> **Given request**
Rewrite each of the entries below as one item in a numbered list, skipping any blank lines and leaving out the pictures.

> **Given data**

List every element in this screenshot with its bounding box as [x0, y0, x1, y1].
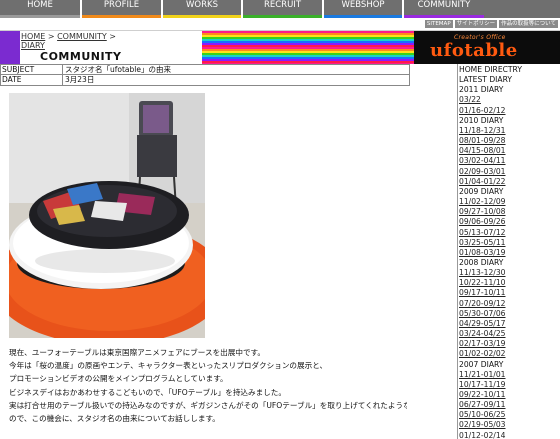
diary-archive-link[interactable]: 01/16-02/12 — [459, 106, 560, 116]
date-value: 3月23日 — [65, 75, 95, 84]
nav-item-webshop[interactable]: WEBSHOP — [324, 0, 402, 18]
diary-archive-link[interactable]: 08/01-09/28 — [459, 136, 560, 146]
utility-bar: SITEMAP サイトポリシー 作品の取扱等について — [0, 18, 560, 31]
header-title-area: HOME > COMMUNITY > DIARY COMMUNITY — [20, 31, 202, 64]
diary-archive-link[interactable]: 09/17-10/11 — [459, 288, 560, 298]
diary-archive: 2011 DIARY 03/22 01/16-02/12 2010 DIARY 11/1… — [459, 85, 560, 439]
diary-archive-link[interactable]: 09/22-10/11 — [459, 390, 560, 400]
diary-archive-link[interactable]: 11/18-12/31 — [459, 126, 560, 136]
diary-year-heading: 2007 DIARY — [459, 359, 504, 369]
sitemap-link[interactable]: SITEMAP — [424, 20, 453, 28]
nav-item-recruit[interactable]: RECRUIT — [243, 0, 322, 18]
breadcrumb-community[interactable]: COMMUNITY — [57, 32, 107, 41]
diary-archive-link[interactable]: 03/25-05/11 — [459, 238, 560, 248]
nav-item-home[interactable]: HOME — [0, 0, 80, 18]
nav-item-label: PROFILE — [103, 0, 140, 10]
logo-text: ufotable — [430, 40, 518, 61]
diary-year-heading: 2009 DIARY — [459, 186, 504, 196]
date-label: DATE — [1, 75, 63, 85]
entry-meta-table: SUBJECT スタジオ名「ufotable」の由来 DATE 3月23日 — [0, 64, 410, 86]
latest-diary-link[interactable]: LATEST DIARY — [459, 75, 560, 85]
diary-archive-link[interactable]: 03/22 — [459, 95, 560, 105]
accent-block — [0, 31, 20, 64]
diary-archive-link[interactable]: 11/21-01/01 — [459, 370, 560, 380]
diary-archive-link[interactable]: 01/12-02/14 — [459, 431, 560, 439]
diary-year-heading: 2011 DIARY — [459, 85, 504, 95]
photo-illustration — [9, 93, 205, 338]
subject-label: SUBJECT — [1, 65, 63, 74]
diary-archive-link[interactable]: 10/22-11/10 — [459, 278, 560, 288]
diary-year-heading: 2010 DIARY — [459, 115, 504, 125]
diary-archive-link[interactable]: 03/24-04/25 — [459, 329, 560, 339]
nav-item-works[interactable]: WORKS — [163, 0, 241, 18]
diary-archive-link[interactable]: 11/13-12/30 — [459, 268, 560, 278]
diary-archive-link[interactable]: 09/27-10/08 — [459, 207, 560, 217]
nav-item-label: WORKS — [186, 0, 218, 10]
diary-archive-link[interactable]: 01/04-01/22 — [459, 177, 560, 187]
diary-archive-link[interactable]: 01/02-02/02 — [459, 349, 560, 359]
diary-archive-link[interactable]: 04/29-05/17 — [459, 319, 560, 329]
breadcrumb-separator: > — [106, 32, 116, 41]
works-handling-link[interactable]: 作品の取扱等について — [499, 20, 558, 28]
diary-archive-link[interactable]: 04/15-08/01 — [459, 146, 560, 156]
nav-item-profile[interactable]: PROFILE — [82, 0, 161, 18]
date-row: DATE 3月23日 — [0, 75, 410, 86]
nav-item-label: RECRUIT — [263, 0, 302, 10]
diary-archive-link[interactable]: 07/20-09/12 — [459, 299, 560, 309]
body-line: 実は打合せ用のテーブル扱いでの持込みなのですが、ギガジンさんがその「UFOテーブ… — [9, 400, 407, 410]
nav-item-label: COMMUNITY — [417, 0, 471, 10]
body-line: 現在、ユーフォーテーブルは東京国際アニメフェアにブースを出展中です。 — [9, 348, 265, 357]
entry-body: 現在、ユーフォーテーブルは東京国際アニメフェアにブースを出展中です。 今年は「桜… — [9, 346, 407, 425]
site-policy-link[interactable]: サイトポリシー — [454, 20, 498, 28]
diary-archive-link[interactable]: 06/27-09/11 — [459, 400, 560, 410]
diary-archive-link[interactable]: 09/06-09/26 — [459, 217, 560, 227]
nav-item-label: HOME — [27, 0, 53, 10]
body-line: ビジネスデイはおかあわせするこどもいので、「UFOテーブル」を持込みました。 — [9, 387, 286, 397]
breadcrumb-current: DIARY — [21, 41, 45, 50]
diary-year-heading: 2008 DIARY — [459, 257, 504, 267]
diary-archive-link[interactable]: 10/17-11/19 — [459, 380, 560, 390]
diary-archive-link[interactable]: 05/13-07/12 — [459, 228, 560, 238]
nav-item-community[interactable]: COMMUNITY — [404, 0, 484, 18]
body-line: プロモーションビデオの公開をメインプログラムとしています。 — [9, 374, 228, 384]
diary-archive-link[interactable]: 02/19-05/03 — [459, 420, 560, 430]
diary-archive-link[interactable]: 03/02-04/11 — [459, 156, 560, 166]
breadcrumb-separator: > — [45, 32, 58, 41]
breadcrumb-home[interactable]: HOME — [21, 32, 45, 41]
page-title: COMMUNITY — [40, 50, 122, 63]
home-directory-link[interactable]: HOME DIRECTRY — [459, 65, 560, 75]
site-logo[interactable]: Creator's Office ufotable — [414, 31, 560, 64]
diary-archive-link[interactable]: 01/08-03/19 — [459, 248, 560, 258]
diary-archive-link[interactable]: 05/10-06/25 — [459, 410, 560, 420]
subject-value: スタジオ名「ufotable」の由来 — [65, 65, 171, 74]
breadcrumb: HOME > COMMUNITY > — [21, 32, 116, 41]
ufo-table-photo — [9, 93, 205, 338]
diary-archive-link[interactable]: 11/02-12/09 — [459, 197, 560, 207]
body-line: ので、この機会に、スタジオ名の由来についてお話しします。 — [9, 414, 220, 424]
diary-archive-link[interactable]: 05/30-07/06 — [459, 309, 560, 319]
nav-item-label: WEBSHOP — [341, 0, 385, 10]
sidebar-divider — [457, 64, 458, 439]
diary-sidebar: HOME DIRECTRY LATEST DIARY 2011 DIARY 03/… — [459, 65, 560, 439]
diary-archive-link[interactable]: 02/09-03/01 — [459, 167, 560, 177]
diary-archive-link[interactable]: 02/17-03/19 — [459, 339, 560, 349]
body-line: 今年は「桜の温度」の原画やエンテ、キャラクター表といったスリプロダクションの展示… — [9, 361, 328, 371]
top-navigation: HOME PROFILE WORKS RECRUIT WEBSHOP COMMUNITY — [0, 0, 560, 18]
subject-row: SUBJECT スタジオ名「ufotable」の由来 — [0, 64, 410, 75]
breadcrumb-diary[interactable]: DIARY — [21, 41, 45, 50]
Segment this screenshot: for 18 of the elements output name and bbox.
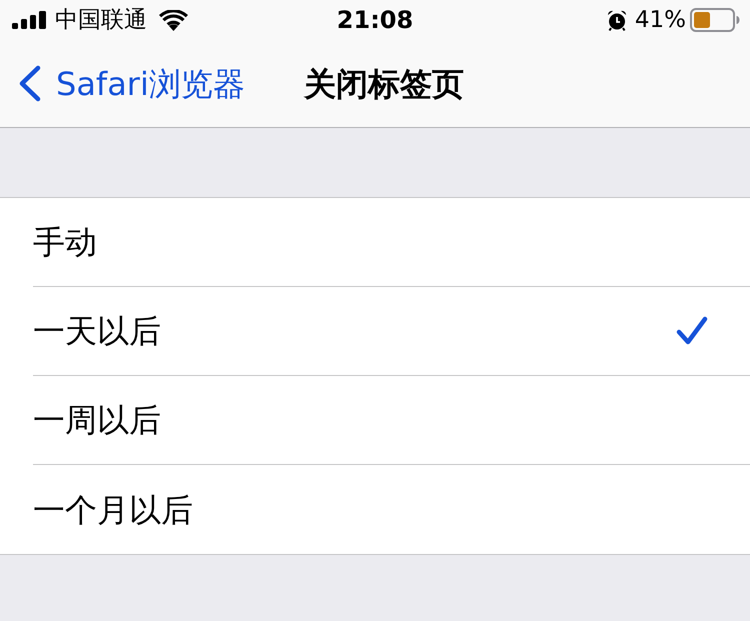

> **Answer to this exercise**
1. List every element in this screenshot with its bounding box as [x0, y0, x1, y1].
2. diary-archive-link[interactable]: 01/16-02/12 — [459, 106, 560, 116]
3. date-value: 3月23日 — [65, 75, 95, 84]
4. nav-item-webshop[interactable]: WEBSHOP — [324, 0, 402, 18]
5. diary-archive-link[interactable]: 08/01-09/28 — [459, 136, 560, 146]
6. utility-bar: SITEMAP サイトポリシー 作品の取扱等について — [0, 18, 560, 31]
7. header-title-area: HOME > COMMUNITY > DIARY COMMUNITY — [20, 31, 202, 64]
8. diary-archive-link[interactable]: 09/17-10/11 — [459, 288, 560, 298]
9. diary-archive: 2011 DIARY 03/22 01/16-02/12 2010 DIARY 11/1… — [459, 85, 560, 439]
10. diary-archive-link[interactable]: 09/22-10/11 — [459, 390, 560, 400]
11. diary-archive-link[interactable]: 11/18-12/31 — [459, 126, 560, 136]
12. diary-year-heading: 2007 DIARY — [459, 359, 504, 369]
13. sitemap-link[interactable]: SITEMAP — [424, 20, 453, 28]
14. nav-item-recruit[interactable]: RECRUIT — [243, 0, 322, 18]
15. breadcrumb-community[interactable]: COMMUNITY — [57, 32, 107, 41]
16. diary-archive-link[interactable]: 03/25-05/11 — [459, 238, 560, 248]
17. nav-item-home[interactable]: HOME — [0, 0, 80, 18]
18. nav-item-label: PROFILE — [103, 0, 140, 10]
19. logo-text: ufotable — [430, 40, 518, 61]
20. diary-year-heading: 2009 DIARY — [459, 186, 504, 196]
21. date-label: DATE — [1, 75, 63, 85]
22. entry-meta-table: SUBJECT スタジオ名「ufotable」の由来 DATE 3月23日 — [0, 64, 410, 86]
23. latest-diary-link[interactable]: LATEST DIARY — [459, 75, 560, 85]
24. diary-archive-link[interactable]: 03/22 — [459, 95, 560, 105]
25. accent-block — [0, 31, 20, 64]
26. diary-archive-link[interactable]: 11/21-01/01 — [459, 370, 560, 380]
27. diary-archive-link[interactable]: 01/12-02/14 — [459, 431, 560, 439]
28. diary-year-heading: 2011 DIARY — [459, 85, 504, 95]
29. photo-illustration — [9, 93, 205, 338]
30. subject-label: SUBJECT — [1, 65, 63, 74]
31. diary-archive-link[interactable]: 10/22-11/10 — [459, 278, 560, 288]
32. diary-year-heading: 2010 DIARY — [459, 115, 504, 125]
33. diary-archive-link[interactable]: 03/24-04/25 — [459, 329, 560, 339]
34. nav-item-works[interactable]: WORKS — [163, 0, 241, 18]
35. diary-archive-link[interactable]: 11/13-12/30 — [459, 268, 560, 278]
36. diary-archive-link[interactable]: 09/27-10/08 — [459, 207, 560, 217]
37. nav-item-label: WORKS — [186, 0, 218, 10]
38. diary-archive-link[interactable]: 01/04-01/22 — [459, 177, 560, 187]
39. diary-archive-link[interactable]: 01/02-02/02 — [459, 349, 560, 359]
40. diary-archive-link[interactable]: 04/29-05/17 — [459, 319, 560, 329]
41. breadcrumb-separator: > — [106, 32, 116, 41]
42. works-handling-link[interactable]: 作品の取扱等について — [499, 20, 558, 28]
43. diary-archive-link[interactable]: 04/15-08/01 — [459, 146, 560, 156]
44. nav-item-profile[interactable]: PROFILE — [82, 0, 161, 18]
45. date-row: DATE 3月23日 — [0, 75, 410, 86]
46. nav-item-label: RECRUIT — [263, 0, 302, 10]
47. diary-archive-link[interactable]: 07/20-09/12 — [459, 299, 560, 309]
48. body-line: 実は打合せ用のテーブル扱いでの持込みなのですが、ギガジンさんがその「UFOテーブ… — [9, 400, 407, 410]
49. nav-item-label: COMMUNITY — [417, 0, 471, 10]
50. body-line: 現在、ユーフォーテーブルは東京国際アニメフェアにブースを出展中です。 — [9, 348, 265, 357]
51. entry-body: 現在、ユーフォーテーブルは東京国際アニメフェアにブースを出展中です。 今年は「桜… — [9, 346, 407, 425]
52. site-policy-link[interactable]: サイトポリシー — [454, 20, 498, 28]
53. diary-archive-link[interactable]: 06/27-09/11 — [459, 400, 560, 410]
54. diary-archive-link[interactable]: 09/06-09/26 — [459, 217, 560, 227]
55. nav-item-label: HOME — [27, 0, 53, 10]
56. body-line: ビジネスデイはおかあわせするこどもいので、「UFOテーブル」を持込みました。 — [9, 387, 286, 397]
57. breadcrumb-current: DIARY — [21, 41, 45, 50]
58. diary-year-heading: 2008 DIARY — [459, 257, 504, 267]
59. diary-archive-link[interactable]: 10/17-11/19 — [459, 380, 560, 390]
60. diary-archive-link[interactable]: 05/13-07/12 — [459, 228, 560, 238]
61. nav-item-community[interactable]: COMMUNITY — [404, 0, 484, 18]
62. body-line: プロモーションビデオの公開をメインプログラムとしています。 — [9, 374, 228, 384]
63. diary-archive-link[interactable]: 02/19-05/03 — [459, 420, 560, 430]
64. diary-archive-link[interactable]: 03/02-04/11 — [459, 156, 560, 166]
65. breadcrumb-separator: > — [45, 32, 58, 41]
66. breadcrumb-home[interactable]: HOME — [21, 32, 45, 41]
67. page-title: COMMUNITY — [40, 50, 122, 63]
68. home-directory-link[interactable]: HOME DIRECTRY — [459, 65, 560, 75]
69. site-logo[interactable]: Creator's Office ufotable — [414, 31, 560, 64]
70. diary-archive-link[interactable]: 01/08-03/19 — [459, 248, 560, 258]
71. diary-archive-link[interactable]: 05/10-06/25 — [459, 410, 560, 420]
72. subject-value: スタジオ名「ufotable」の由来 — [65, 65, 171, 74]
73. breadcrumb: HOME > COMMUNITY > — [21, 32, 116, 41]
74. ufo-table-photo — [9, 93, 205, 338]
75. diary-archive-link[interactable]: 11/02-12/09 — [459, 197, 560, 207]
76. body-line: ので、この機会に、スタジオ名の由来についてお話しします。 — [9, 414, 220, 424]
77. diary-archive-link[interactable]: 05/30-07/06 — [459, 309, 560, 319]
78. nav-item-label: WEBSHOP — [341, 0, 385, 10]
79. sidebar-divider — [457, 64, 458, 439]
80. diary-sidebar: HOME DIRECTRY LATEST DIARY 2011 DIARY 03/… — [459, 65, 560, 439]
81. diary-archive-link[interactable]: 02/09-03/01 — [459, 167, 560, 177]
82. diary-archive-link[interactable]: 02/17-03/19 — [459, 339, 560, 349]
83. body-line: 今年は「桜の温度」の原画やエンテ、キャラクター表といったスリプロダクションの展示… — [9, 361, 328, 371]
84. top-navigation: HOME PROFILE WORKS RECRUIT WEBSHOP COMMUNITY — [0, 0, 560, 18]
85. subject-row: SUBJECT スタジオ名「ufotable」の由来 — [0, 64, 410, 75]
86. breadcrumb-diary[interactable]: DIARY — [21, 41, 45, 50]
87. Segment this screenshot: for 18 of the elements output name and bbox.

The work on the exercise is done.